### [Dataset excerpts]
——————

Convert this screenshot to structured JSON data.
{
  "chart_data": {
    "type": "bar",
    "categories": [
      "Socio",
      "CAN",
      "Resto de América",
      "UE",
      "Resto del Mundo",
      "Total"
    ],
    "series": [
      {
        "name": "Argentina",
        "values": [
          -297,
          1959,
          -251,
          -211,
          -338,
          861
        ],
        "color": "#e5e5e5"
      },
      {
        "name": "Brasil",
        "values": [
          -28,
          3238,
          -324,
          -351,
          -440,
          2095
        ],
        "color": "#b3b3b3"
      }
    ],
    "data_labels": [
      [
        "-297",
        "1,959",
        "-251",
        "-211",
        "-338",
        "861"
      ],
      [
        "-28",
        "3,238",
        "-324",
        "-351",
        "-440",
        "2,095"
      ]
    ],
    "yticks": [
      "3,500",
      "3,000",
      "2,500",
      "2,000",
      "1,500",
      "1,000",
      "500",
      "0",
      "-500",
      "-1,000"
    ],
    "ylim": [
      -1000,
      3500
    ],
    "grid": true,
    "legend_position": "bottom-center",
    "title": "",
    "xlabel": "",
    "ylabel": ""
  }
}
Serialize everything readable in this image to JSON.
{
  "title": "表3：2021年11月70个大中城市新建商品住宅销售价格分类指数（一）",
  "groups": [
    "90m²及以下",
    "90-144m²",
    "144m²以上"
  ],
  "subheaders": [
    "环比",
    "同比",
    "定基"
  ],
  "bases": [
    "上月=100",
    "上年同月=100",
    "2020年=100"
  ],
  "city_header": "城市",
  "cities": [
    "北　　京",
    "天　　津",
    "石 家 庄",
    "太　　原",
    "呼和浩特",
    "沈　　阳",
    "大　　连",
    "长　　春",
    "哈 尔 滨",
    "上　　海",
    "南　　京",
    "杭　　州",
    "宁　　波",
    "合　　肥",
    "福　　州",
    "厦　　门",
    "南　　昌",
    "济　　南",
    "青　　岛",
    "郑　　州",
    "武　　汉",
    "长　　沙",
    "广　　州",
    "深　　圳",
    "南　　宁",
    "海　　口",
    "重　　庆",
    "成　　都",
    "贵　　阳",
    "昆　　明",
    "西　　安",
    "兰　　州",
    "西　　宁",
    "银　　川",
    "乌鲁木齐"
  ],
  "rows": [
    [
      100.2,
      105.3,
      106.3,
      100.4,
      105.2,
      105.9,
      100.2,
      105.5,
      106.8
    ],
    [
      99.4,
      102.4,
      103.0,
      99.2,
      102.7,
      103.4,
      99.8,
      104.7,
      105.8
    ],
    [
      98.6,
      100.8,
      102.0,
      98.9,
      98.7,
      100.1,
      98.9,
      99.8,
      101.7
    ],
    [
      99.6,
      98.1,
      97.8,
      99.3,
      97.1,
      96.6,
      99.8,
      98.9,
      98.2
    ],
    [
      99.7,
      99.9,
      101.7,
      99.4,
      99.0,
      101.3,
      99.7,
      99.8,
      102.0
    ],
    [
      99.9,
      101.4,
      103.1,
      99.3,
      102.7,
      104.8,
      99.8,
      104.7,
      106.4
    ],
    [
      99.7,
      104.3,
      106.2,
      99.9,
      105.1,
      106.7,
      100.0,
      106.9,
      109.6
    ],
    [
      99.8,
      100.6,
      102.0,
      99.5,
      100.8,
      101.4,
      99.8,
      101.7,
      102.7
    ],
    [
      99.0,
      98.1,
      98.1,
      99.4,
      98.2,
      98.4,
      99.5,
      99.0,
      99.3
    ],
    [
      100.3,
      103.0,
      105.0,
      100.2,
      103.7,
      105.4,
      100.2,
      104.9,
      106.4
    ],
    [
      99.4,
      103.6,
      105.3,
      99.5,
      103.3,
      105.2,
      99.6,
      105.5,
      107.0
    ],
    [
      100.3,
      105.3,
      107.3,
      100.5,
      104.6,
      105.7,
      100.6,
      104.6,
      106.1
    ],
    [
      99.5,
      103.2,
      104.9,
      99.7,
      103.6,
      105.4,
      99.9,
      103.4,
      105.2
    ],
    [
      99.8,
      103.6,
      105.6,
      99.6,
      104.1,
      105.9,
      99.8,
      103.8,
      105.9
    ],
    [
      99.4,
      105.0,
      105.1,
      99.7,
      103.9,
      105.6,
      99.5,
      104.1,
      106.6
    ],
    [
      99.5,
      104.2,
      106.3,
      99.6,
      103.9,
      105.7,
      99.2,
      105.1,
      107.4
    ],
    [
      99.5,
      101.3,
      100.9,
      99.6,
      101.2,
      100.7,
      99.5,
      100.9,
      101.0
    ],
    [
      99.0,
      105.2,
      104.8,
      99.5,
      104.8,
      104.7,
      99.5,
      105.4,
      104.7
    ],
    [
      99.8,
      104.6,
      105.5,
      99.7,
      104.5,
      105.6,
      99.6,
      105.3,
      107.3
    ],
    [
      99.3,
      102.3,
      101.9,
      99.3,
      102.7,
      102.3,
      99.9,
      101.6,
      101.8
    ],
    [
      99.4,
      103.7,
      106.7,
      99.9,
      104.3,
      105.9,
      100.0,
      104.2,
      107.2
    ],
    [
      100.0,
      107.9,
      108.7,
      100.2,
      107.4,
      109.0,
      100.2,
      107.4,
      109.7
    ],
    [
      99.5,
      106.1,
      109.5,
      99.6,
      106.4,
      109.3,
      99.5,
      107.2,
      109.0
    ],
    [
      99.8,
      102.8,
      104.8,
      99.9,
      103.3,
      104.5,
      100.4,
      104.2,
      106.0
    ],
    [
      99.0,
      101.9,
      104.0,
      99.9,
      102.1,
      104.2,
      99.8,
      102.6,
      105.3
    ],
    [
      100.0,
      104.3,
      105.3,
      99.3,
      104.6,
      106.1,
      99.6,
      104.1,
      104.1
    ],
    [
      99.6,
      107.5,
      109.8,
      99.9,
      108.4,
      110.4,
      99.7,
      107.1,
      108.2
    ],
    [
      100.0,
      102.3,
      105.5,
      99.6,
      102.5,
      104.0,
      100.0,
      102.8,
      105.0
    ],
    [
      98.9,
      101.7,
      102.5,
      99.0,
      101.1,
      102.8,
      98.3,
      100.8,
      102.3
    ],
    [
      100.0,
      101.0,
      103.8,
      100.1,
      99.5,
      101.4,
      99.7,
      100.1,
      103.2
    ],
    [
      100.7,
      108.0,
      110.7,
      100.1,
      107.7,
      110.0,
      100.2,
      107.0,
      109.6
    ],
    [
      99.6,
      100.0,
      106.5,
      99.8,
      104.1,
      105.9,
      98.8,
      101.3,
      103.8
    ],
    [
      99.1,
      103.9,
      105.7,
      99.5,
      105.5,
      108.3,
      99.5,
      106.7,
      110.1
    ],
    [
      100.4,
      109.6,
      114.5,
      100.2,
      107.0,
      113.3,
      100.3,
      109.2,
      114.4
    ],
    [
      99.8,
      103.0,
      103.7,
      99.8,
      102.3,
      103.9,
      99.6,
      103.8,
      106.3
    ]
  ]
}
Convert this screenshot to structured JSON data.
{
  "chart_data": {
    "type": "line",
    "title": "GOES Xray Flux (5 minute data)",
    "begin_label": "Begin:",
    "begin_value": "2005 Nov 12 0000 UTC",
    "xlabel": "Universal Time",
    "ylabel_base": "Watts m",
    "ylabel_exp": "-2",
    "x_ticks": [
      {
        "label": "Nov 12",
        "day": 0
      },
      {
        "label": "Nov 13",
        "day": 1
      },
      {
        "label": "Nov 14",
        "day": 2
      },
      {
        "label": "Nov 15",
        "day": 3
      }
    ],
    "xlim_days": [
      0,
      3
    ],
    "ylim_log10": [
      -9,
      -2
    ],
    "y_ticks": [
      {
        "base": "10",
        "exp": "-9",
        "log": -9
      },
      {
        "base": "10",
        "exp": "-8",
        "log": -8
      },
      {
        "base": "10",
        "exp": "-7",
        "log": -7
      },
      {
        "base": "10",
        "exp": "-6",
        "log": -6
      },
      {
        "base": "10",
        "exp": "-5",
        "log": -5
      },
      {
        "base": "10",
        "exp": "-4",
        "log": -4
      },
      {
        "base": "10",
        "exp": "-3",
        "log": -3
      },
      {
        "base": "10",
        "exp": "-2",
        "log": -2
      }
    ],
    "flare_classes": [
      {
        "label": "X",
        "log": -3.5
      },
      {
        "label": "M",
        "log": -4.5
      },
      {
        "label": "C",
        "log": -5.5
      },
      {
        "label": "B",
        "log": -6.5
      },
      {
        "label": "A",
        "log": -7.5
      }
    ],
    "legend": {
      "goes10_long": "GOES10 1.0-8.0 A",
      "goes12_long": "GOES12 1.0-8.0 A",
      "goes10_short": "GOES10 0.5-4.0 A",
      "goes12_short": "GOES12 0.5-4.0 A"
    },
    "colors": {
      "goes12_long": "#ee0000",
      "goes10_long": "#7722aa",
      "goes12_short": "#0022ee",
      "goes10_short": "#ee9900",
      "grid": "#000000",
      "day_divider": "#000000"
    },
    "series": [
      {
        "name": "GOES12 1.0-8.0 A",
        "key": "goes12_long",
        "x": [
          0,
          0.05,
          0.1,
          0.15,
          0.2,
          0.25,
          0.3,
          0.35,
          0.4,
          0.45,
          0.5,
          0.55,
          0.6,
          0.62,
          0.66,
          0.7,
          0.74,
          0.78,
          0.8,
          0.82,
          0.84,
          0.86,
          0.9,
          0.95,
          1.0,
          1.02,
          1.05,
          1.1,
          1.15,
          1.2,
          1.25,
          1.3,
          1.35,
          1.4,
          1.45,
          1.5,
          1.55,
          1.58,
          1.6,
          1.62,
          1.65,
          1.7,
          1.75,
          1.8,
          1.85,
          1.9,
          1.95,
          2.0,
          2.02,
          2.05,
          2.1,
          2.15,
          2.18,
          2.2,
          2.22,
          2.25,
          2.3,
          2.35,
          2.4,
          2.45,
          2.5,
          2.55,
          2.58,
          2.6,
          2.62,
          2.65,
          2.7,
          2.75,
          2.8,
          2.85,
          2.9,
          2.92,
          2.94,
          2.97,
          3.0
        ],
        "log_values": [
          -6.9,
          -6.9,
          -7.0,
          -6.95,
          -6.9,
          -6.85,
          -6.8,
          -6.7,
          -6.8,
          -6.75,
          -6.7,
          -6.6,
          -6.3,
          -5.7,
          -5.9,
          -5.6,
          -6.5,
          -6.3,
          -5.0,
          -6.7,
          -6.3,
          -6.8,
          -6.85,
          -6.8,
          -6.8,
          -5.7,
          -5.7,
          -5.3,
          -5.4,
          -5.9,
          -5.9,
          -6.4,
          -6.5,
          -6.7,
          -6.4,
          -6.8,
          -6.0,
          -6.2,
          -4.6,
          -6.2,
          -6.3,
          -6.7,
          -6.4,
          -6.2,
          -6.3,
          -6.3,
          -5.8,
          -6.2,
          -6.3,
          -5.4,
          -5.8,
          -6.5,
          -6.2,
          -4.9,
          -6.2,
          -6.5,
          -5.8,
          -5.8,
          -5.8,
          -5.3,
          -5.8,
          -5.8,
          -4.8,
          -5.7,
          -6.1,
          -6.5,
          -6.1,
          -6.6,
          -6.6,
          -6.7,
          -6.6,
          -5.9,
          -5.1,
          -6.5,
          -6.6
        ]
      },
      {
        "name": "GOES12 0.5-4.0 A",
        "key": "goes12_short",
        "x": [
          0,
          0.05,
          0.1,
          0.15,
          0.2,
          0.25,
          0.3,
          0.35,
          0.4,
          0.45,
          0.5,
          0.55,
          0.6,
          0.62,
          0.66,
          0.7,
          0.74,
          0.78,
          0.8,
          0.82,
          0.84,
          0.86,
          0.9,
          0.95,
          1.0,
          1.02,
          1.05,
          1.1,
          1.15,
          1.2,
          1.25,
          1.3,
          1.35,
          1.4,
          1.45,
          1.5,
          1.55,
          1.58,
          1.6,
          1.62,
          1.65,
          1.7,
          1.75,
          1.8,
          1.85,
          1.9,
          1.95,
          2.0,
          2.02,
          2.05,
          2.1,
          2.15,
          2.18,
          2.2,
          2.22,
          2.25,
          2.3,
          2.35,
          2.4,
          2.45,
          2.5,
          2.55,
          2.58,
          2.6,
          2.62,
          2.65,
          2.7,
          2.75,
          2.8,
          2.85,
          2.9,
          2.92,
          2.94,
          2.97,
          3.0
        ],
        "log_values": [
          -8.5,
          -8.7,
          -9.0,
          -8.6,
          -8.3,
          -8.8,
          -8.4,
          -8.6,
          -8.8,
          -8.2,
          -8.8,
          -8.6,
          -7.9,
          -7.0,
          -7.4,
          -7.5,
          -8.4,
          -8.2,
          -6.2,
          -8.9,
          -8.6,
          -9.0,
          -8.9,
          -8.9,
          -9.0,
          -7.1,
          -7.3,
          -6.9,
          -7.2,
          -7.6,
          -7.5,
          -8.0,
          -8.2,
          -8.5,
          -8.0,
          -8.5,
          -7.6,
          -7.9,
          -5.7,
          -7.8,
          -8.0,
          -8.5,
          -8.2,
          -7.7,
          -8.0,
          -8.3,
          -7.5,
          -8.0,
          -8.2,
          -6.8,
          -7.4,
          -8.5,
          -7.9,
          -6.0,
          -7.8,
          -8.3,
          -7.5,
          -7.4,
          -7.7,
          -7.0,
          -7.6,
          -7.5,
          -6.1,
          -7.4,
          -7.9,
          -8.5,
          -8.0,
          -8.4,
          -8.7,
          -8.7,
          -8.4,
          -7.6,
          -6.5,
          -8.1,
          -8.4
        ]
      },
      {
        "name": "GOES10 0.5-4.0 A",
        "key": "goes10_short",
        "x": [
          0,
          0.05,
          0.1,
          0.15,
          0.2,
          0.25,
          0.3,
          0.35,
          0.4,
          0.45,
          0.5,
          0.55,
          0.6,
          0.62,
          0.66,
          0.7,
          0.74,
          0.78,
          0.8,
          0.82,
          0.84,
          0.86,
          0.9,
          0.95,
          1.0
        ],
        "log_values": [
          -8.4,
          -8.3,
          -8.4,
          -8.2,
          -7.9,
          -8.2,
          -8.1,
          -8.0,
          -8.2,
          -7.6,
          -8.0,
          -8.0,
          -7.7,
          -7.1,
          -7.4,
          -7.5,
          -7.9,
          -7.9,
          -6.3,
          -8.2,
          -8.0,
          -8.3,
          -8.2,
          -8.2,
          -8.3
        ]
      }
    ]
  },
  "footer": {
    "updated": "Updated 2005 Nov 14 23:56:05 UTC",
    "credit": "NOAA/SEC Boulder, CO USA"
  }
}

——————

### [Work instructions]
Select every line in the material above where the string "title" occurs, and copy it.

### [Full solution]
    "title": "",
  "title": "表3：2021年11月70个大中城市新建商品住宅销售价格分类指数（一）",
    "title": "GOES Xray Flux (5 minute data)",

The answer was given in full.